▶ Objective:
Extend the mailing-list thread below about enterprise protection for home networks, picking up right after its last line.

▶ Page extract:
┌──
[AusNOG] Enterprise Protection for the Consumer

Shaun Dwyer shaun at dwyer.id.au
Thu May 19 16:25:35 EST 2011


Damien,

I agree with going green.. with the rising cost of power and all, it makes sense from an economical perspective.

Recently I've deployed a ubiquity router station pro at home for my routing needs. Cheap to buy, cheap to run, does PoE, 4x Gig ports, SD card slot, USB etc etc. I'm using OpenWRT on mine installed to the built in flash, and it works great. A friend of mine told me if you really want to you can run fully fledged Debian MIPS on it.

http://www.ubnt.com/rspro

Cheers!
-Shaun
 
On 19/05/2011, at 1:55 PM, Damien Morris wrote:

> Trying to:
> 
> Be Green.. Old machines draw more power and real estate than they deserve and have spinning disks..
> Focus on efficiency, and come up with solutions that could be shared/benefit others
> See how far you can push some of these consumer devices that have all the hardware in the box just waiting to be exploited..
> Maybe have some fun along the way :)
> 
> Thanks,
> Damien.
> 
> 
> On 19/05/11 3:46 PM, "Eric Pinkerton" <Eric.Pinkerton at stratsec.net> wrote:
> 
>> Why not just put Vyatta on an old machine with multiple nic’s, and use it to segregate your AP’s from said crown jewels?
└──
▶ Entries shown:
┌──
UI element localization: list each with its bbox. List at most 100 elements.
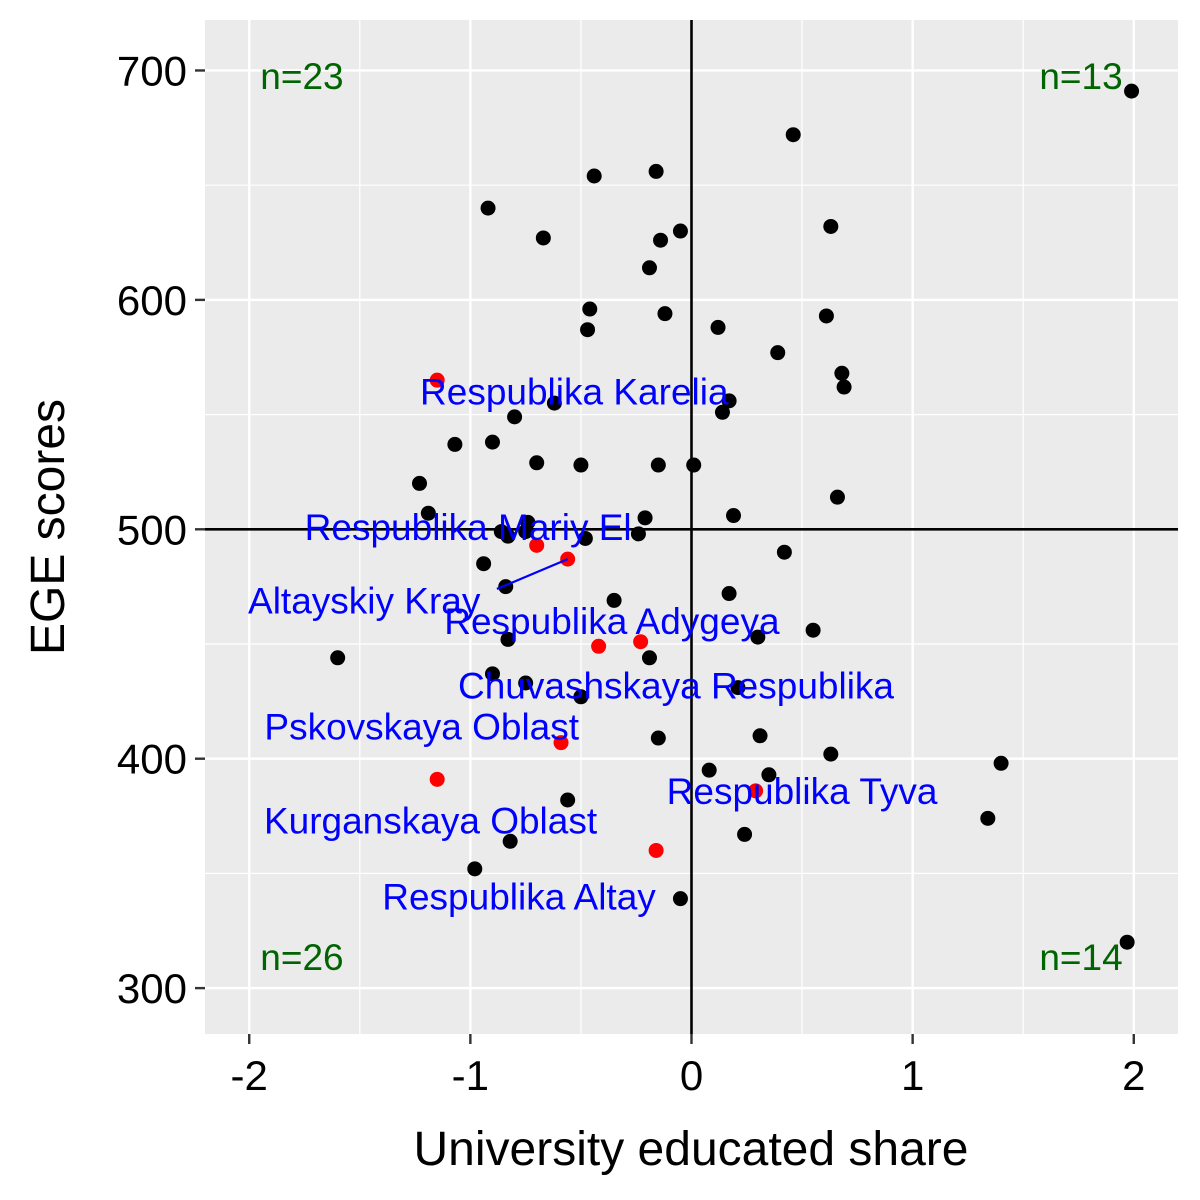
reference-lines xyxy=(205,20,1178,1034)
data-point xyxy=(730,680,746,696)
data-point xyxy=(993,755,1009,771)
y-tick-label: 300 xyxy=(117,965,187,1012)
highlighted-point xyxy=(529,537,545,553)
data-point xyxy=(701,762,717,778)
data-point xyxy=(714,404,730,420)
data-point xyxy=(737,826,753,842)
label-leader-line xyxy=(496,558,569,590)
data-point xyxy=(1119,934,1135,950)
x-tick-label: -2 xyxy=(231,1052,268,1099)
data-point xyxy=(650,730,666,746)
region-label: Respublika Tyva xyxy=(667,771,938,812)
data-point xyxy=(507,409,523,425)
y-tick-label: 500 xyxy=(117,506,187,553)
data-point xyxy=(752,728,768,744)
data-point xyxy=(467,861,483,877)
data-point xyxy=(573,689,589,705)
data-point xyxy=(641,260,657,276)
data-point xyxy=(518,675,534,691)
highlighted-point xyxy=(553,735,569,751)
data-point xyxy=(573,457,589,473)
x-axis-title: University educated share xyxy=(414,1123,969,1176)
data-point xyxy=(836,379,852,395)
data-point xyxy=(770,345,786,361)
data-point xyxy=(529,455,545,471)
data-point xyxy=(672,223,688,239)
highlighted-point xyxy=(633,634,649,650)
data-point xyxy=(648,163,664,179)
data-point xyxy=(686,457,702,473)
axes: -2 -1 0 1 2 300 400 500 600 700 xyxy=(117,47,1146,1099)
data-point xyxy=(980,810,996,826)
highlighted-point xyxy=(429,771,445,787)
data-point xyxy=(447,436,463,452)
highlighted-point xyxy=(429,372,445,388)
data-point xyxy=(560,792,576,808)
data-point xyxy=(1124,83,1140,99)
y-tick-label: 700 xyxy=(117,47,187,94)
data-point xyxy=(785,127,801,143)
data-point xyxy=(805,622,821,638)
data-point xyxy=(412,475,428,491)
region-label: Pskovskaya Oblast xyxy=(264,707,579,748)
data-point xyxy=(650,457,666,473)
data-point xyxy=(580,322,596,338)
highlighted-point xyxy=(591,638,607,654)
data-point xyxy=(823,746,839,762)
x-tick-label: 1 xyxy=(901,1052,924,1099)
region-label: Respublika Adygeya xyxy=(444,601,780,642)
data-point xyxy=(330,650,346,666)
data-point xyxy=(721,393,737,409)
data-point xyxy=(641,650,657,666)
quadrant-count-label: n=23 xyxy=(260,56,343,97)
data-point xyxy=(657,306,673,322)
quadrant-counts: n=23 n=13 n=26 n=14 xyxy=(260,56,1122,978)
region-labels: Respublika Karelia Respublika Mariy El Alt… xyxy=(248,372,938,918)
data-point xyxy=(500,631,516,647)
data-point xyxy=(710,319,726,335)
y-tick-label: 400 xyxy=(117,736,187,783)
data-point xyxy=(750,629,766,645)
quadrant-count-label: n=14 xyxy=(1039,937,1122,978)
data-point xyxy=(480,200,496,216)
data-point xyxy=(630,526,646,542)
data-points xyxy=(330,83,1140,950)
data-point xyxy=(606,592,622,608)
data-point xyxy=(500,528,516,544)
data-point xyxy=(484,666,500,682)
data-point xyxy=(653,232,669,248)
data-point xyxy=(721,586,737,602)
y-tick-label: 600 xyxy=(117,277,187,324)
data-point xyxy=(484,434,500,450)
data-point xyxy=(420,505,436,521)
data-point xyxy=(776,544,792,560)
x-tick-label: 2 xyxy=(1122,1052,1145,1099)
region-label: Kurganskaya Oblast xyxy=(264,801,598,842)
data-point xyxy=(818,308,834,324)
data-point xyxy=(535,230,551,246)
data-point xyxy=(502,833,518,849)
x-tick-label: 0 xyxy=(680,1052,703,1099)
quadrant-count-label: n=26 xyxy=(260,937,343,978)
data-point xyxy=(823,218,839,234)
data-point xyxy=(476,556,492,572)
highlighted-point xyxy=(748,783,764,799)
region-label: Respublika Karelia xyxy=(420,372,729,413)
y-axis-title: EGE scores xyxy=(22,399,75,655)
data-point xyxy=(577,530,593,546)
data-point xyxy=(761,767,777,783)
highlighted-point xyxy=(648,842,664,858)
region-label: Chuvashskaya Respublika xyxy=(458,665,894,706)
data-point xyxy=(520,514,536,530)
data-point xyxy=(546,395,562,411)
data-point xyxy=(672,891,688,907)
region-label: Respublika Altay xyxy=(382,876,656,917)
data-point xyxy=(637,510,653,526)
region-label: Altayskiy Kray xyxy=(248,580,481,621)
data-point xyxy=(829,489,845,505)
data-point xyxy=(834,365,850,381)
quadrant-count-label: n=13 xyxy=(1039,56,1122,97)
data-point xyxy=(582,301,598,317)
data-point xyxy=(586,168,602,184)
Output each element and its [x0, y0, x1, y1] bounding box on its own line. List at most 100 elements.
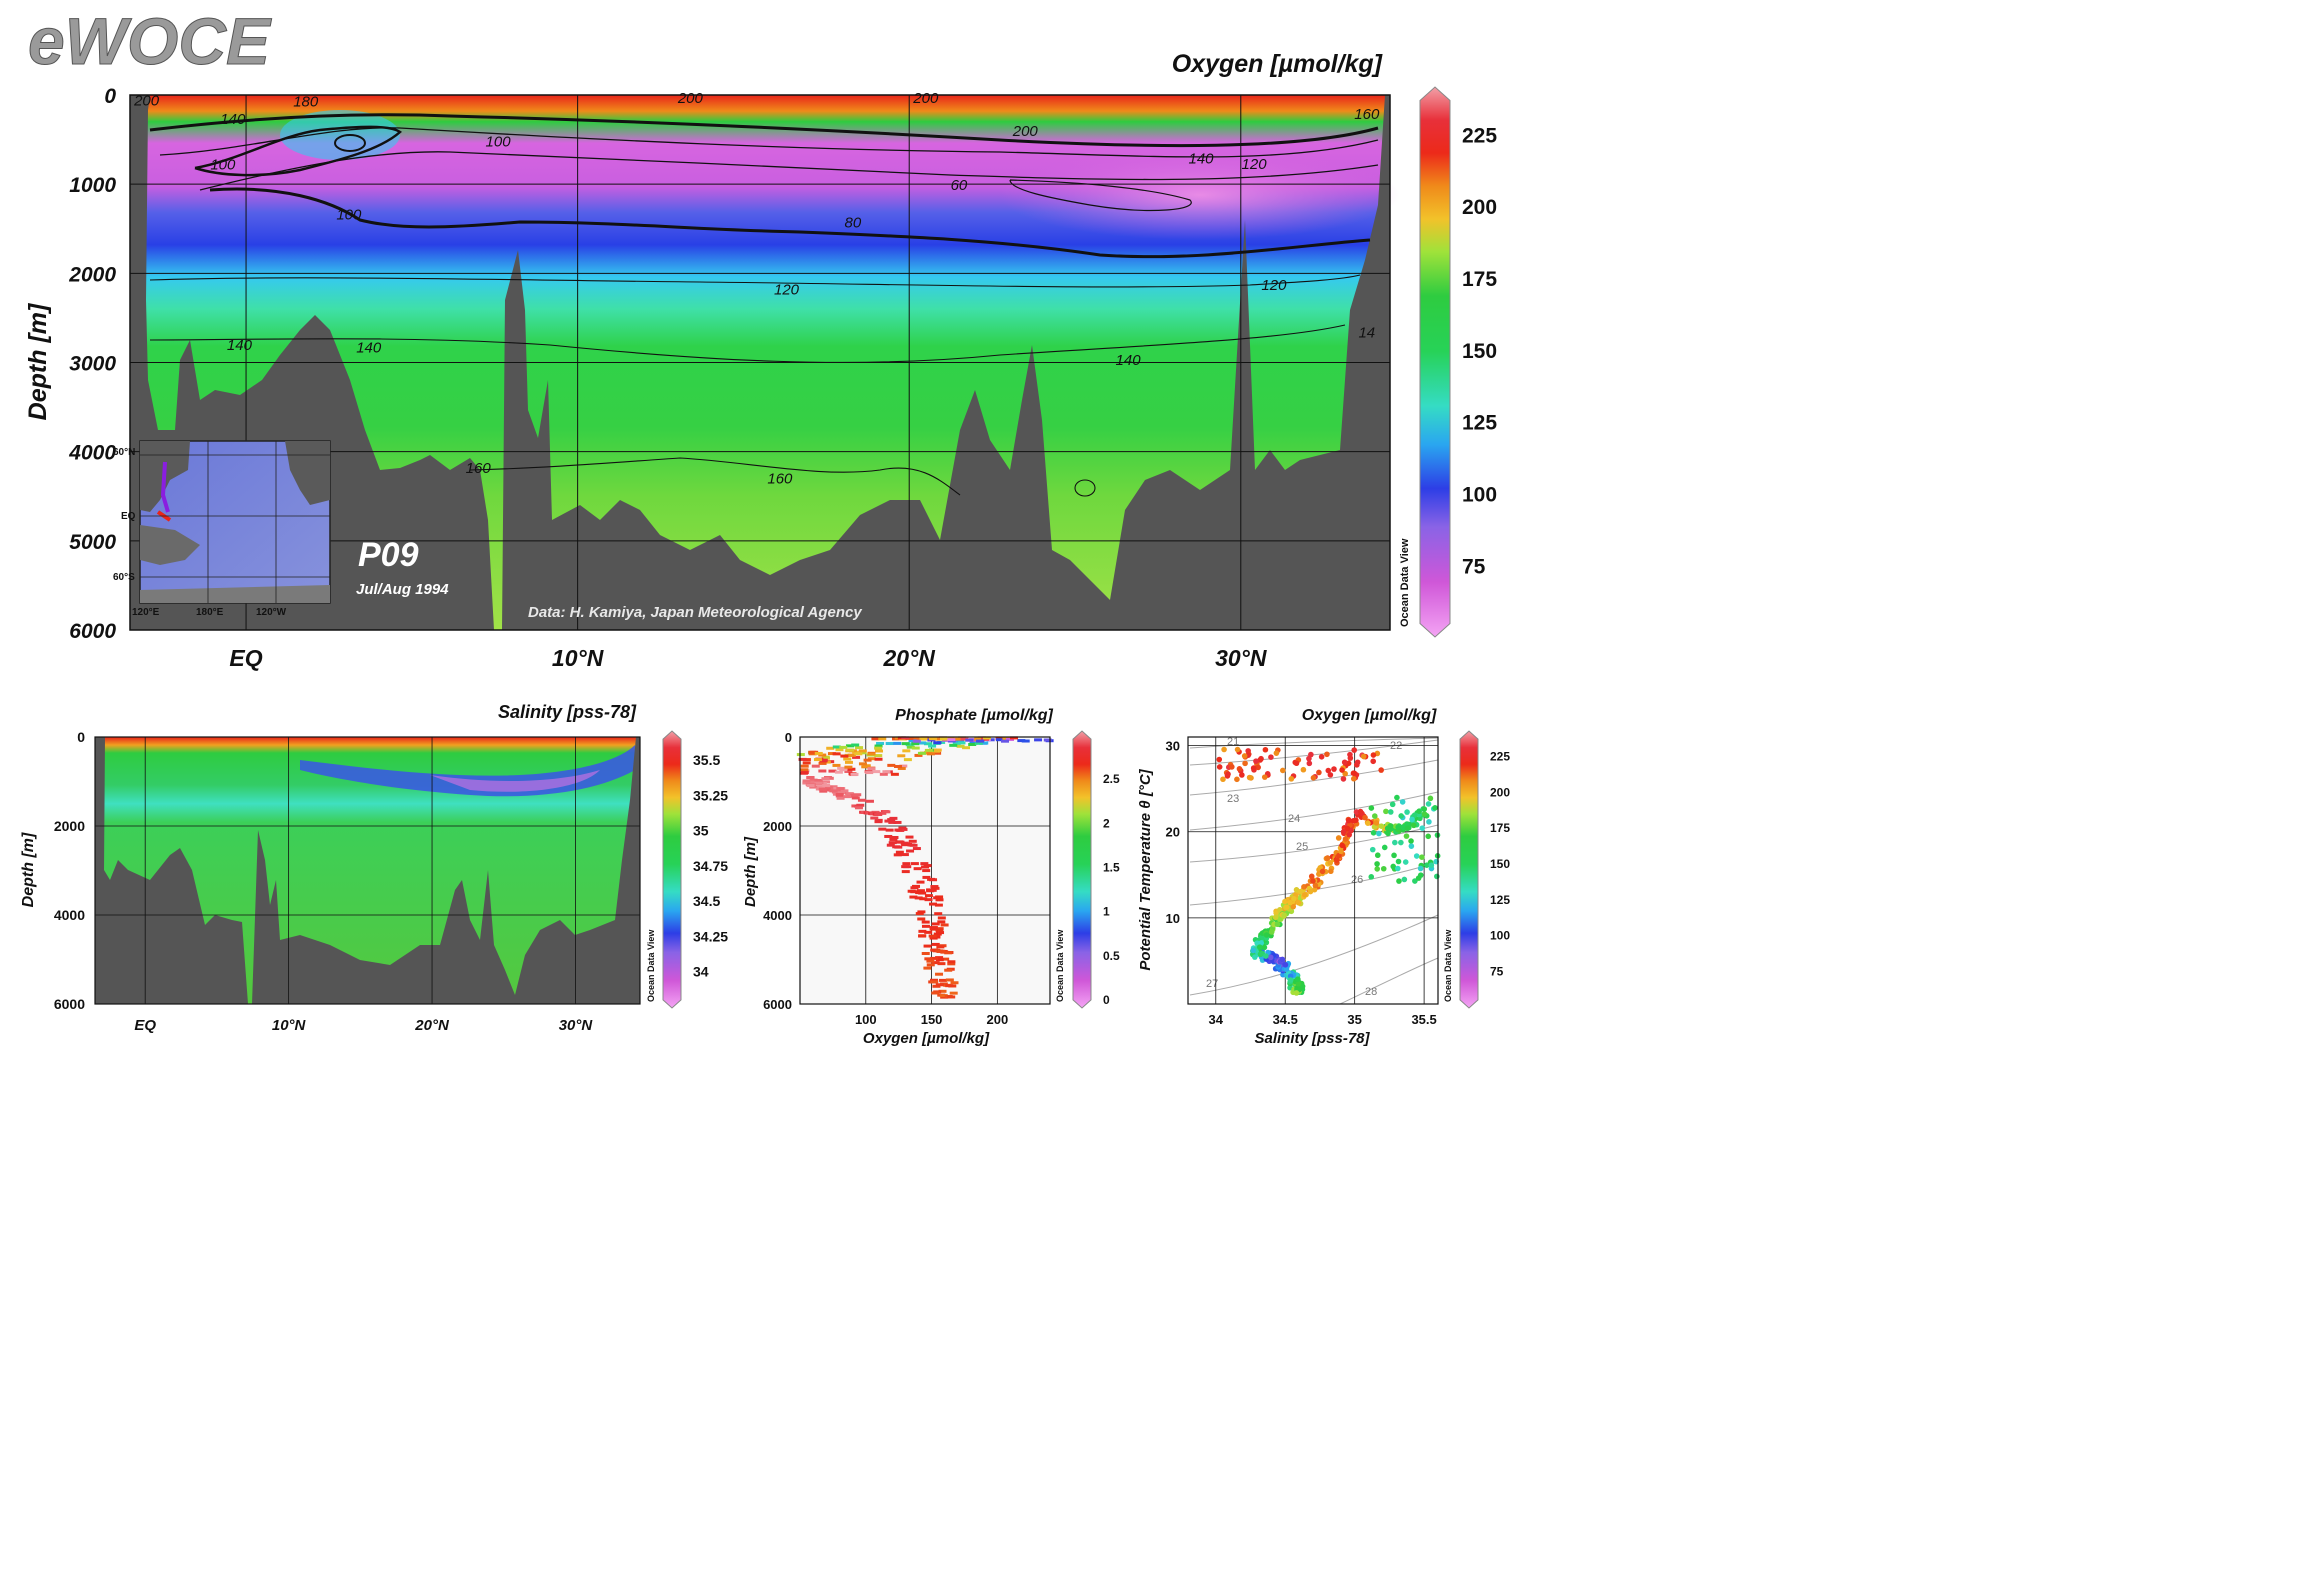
- colorbar: [1072, 730, 1092, 1009]
- ts-point: [1327, 772, 1334, 778]
- profile-point: [846, 792, 855, 796]
- profile-point: [965, 738, 974, 742]
- ts-point: [1434, 873, 1440, 880]
- profile-point: [956, 744, 965, 748]
- density-label: 23: [1227, 793, 1239, 805]
- profile-point: [1034, 738, 1043, 742]
- ts-point: [1273, 910, 1280, 916]
- profile-point: [893, 741, 902, 745]
- ts-x-tick: 35: [1347, 1012, 1361, 1027]
- ts-point: [1308, 873, 1315, 880]
- oxygen-contour-label: 160: [767, 471, 793, 488]
- profile-point: [847, 753, 856, 757]
- oxygen-y-tick: 0: [104, 85, 116, 108]
- profile-point: [862, 764, 871, 768]
- seafloor-bathymetry: [130, 95, 1390, 630]
- profile-point: [912, 737, 921, 741]
- profile-point: [917, 917, 926, 921]
- odv-credit: Ocean Data View: [1399, 538, 1411, 627]
- oxygen-y-tick: 2000: [68, 263, 116, 286]
- profile-point: [901, 736, 910, 740]
- profile-point: [876, 741, 885, 745]
- profile-point: [947, 738, 956, 742]
- profile-point: [871, 737, 880, 741]
- ts-point: [1394, 794, 1400, 801]
- profile-point: [918, 891, 927, 895]
- profile-point: [962, 746, 971, 750]
- profile-y-tick: 4000: [763, 908, 792, 923]
- profile-point: [1021, 739, 1030, 743]
- ts-point: [1254, 940, 1261, 946]
- ts-point: [1341, 759, 1348, 766]
- profile-point: [974, 737, 983, 741]
- ts-point: [1401, 876, 1408, 883]
- profile-point: [929, 737, 938, 741]
- ts-point: [1293, 887, 1300, 893]
- section-track-label: P09: [358, 536, 419, 574]
- oxygen-tongue: [280, 110, 400, 160]
- odv-credit: Ocean Data View: [646, 929, 656, 1002]
- profile-point: [885, 828, 894, 832]
- profile-point: [933, 748, 942, 752]
- oxygen-x-tick: 10°N: [552, 645, 604, 671]
- ts-point: [1374, 852, 1381, 859]
- colorbar-tick: 2.5: [1103, 772, 1120, 786]
- profile-point: [922, 869, 931, 873]
- ts-point: [1351, 747, 1358, 753]
- oxygen-ylabel: Depth [m]: [24, 302, 52, 420]
- profile-point: [870, 816, 879, 820]
- profile-point: [893, 764, 902, 768]
- ts-point: [1380, 865, 1387, 872]
- profile-point: [931, 886, 940, 890]
- profile-point: [874, 757, 883, 761]
- profile-point: [851, 743, 860, 747]
- ts-point: [1250, 947, 1257, 954]
- profile-point: [890, 835, 899, 839]
- profile-y-tick: 0: [785, 730, 792, 745]
- inset-lat-label: EQ: [121, 511, 136, 522]
- profile-point: [902, 862, 911, 866]
- data-credit: Data: H. Kamiya, Japan Meteorological Ag…: [528, 604, 862, 621]
- profile-point: [939, 737, 948, 741]
- colorbar-tick: 34.5: [693, 893, 720, 909]
- profile-point: [814, 781, 823, 785]
- profile-point: [857, 798, 866, 802]
- profile-points: [796, 736, 1054, 999]
- profile-point: [934, 903, 943, 907]
- profile-point: [919, 737, 928, 741]
- profile-point: [916, 880, 925, 884]
- ts-point: [1306, 755, 1312, 762]
- ts-point: [1331, 766, 1337, 772]
- ts-x-tick: 34.5: [1273, 1012, 1298, 1027]
- profile-point: [865, 771, 874, 775]
- profile-point: [933, 741, 942, 745]
- ts-point: [1263, 932, 1270, 938]
- profile-point: [882, 770, 891, 774]
- profile-point: [874, 746, 883, 750]
- profile-point: [980, 741, 989, 745]
- profile-point: [937, 949, 946, 953]
- profile-point: [853, 793, 862, 797]
- ts-point: [1395, 824, 1401, 830]
- profile-point: [874, 744, 883, 748]
- oxygen-y-tick: 3000: [69, 353, 116, 376]
- profile-point: [802, 758, 811, 762]
- ts-point: [1234, 776, 1240, 783]
- ts-point: [1419, 825, 1426, 831]
- ts-ylabel: Potential Temperature θ [°C]: [1137, 768, 1154, 970]
- ts-point: [1357, 808, 1364, 815]
- colorbar-tick: 34.75: [693, 858, 728, 874]
- inset-map: 60°N EQ 60°S 120°E 180°E 120°W: [113, 440, 331, 618]
- ts-point: [1236, 766, 1243, 772]
- oxygen-minimum-core: [1000, 150, 1400, 240]
- salinity-axes: EQ 10°N 20°N 30°N 0 2000 4000 6000: [54, 729, 594, 1034]
- profile-point: [924, 957, 933, 961]
- profile-point: [934, 912, 943, 916]
- ts-point: [1306, 760, 1313, 767]
- oxygen-contour-label: 140: [227, 337, 253, 354]
- ts-point: [1350, 775, 1357, 782]
- profile-point: [846, 748, 855, 752]
- inset-lon-label: 120°E: [132, 607, 160, 618]
- ts-point: [1307, 888, 1314, 895]
- profile-point: [900, 841, 909, 845]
└──
▶ Output for this task:
>>  
>> From: ausnog-bounces at lists.ausnog.net [mailto:ausnog-bounces at lists.ausnog.net] On Behalf Of Damien Morris
>> Sent: Thursday, 19 May 2011 1:35 PM
>> To: ausnog at ausnog.net
>> Subject: [AusNOG] Enterprise Protection for the Consumer
>>  
>> Hey NOGers,
>>  
>> Maybe a bit OT - but what devices have people heard of or had experience with that give the enterprise-grade feature experience with consumer-grade gear?
>>  
>> Note I said 'experience' and not 'quality' - so you wouldn't run your business on it but you could set up your home DMZ, walled garden, VPN concentrator, RADIUS, 802.1x, etc.
>>  
>> The thought occurred as I was experimenting running multiple APs off a single LAN segment at home to test the performance of each and realised I was creating a large attack surface area with no protection beyond WPA2. Break through an AP and you get the crown jewels.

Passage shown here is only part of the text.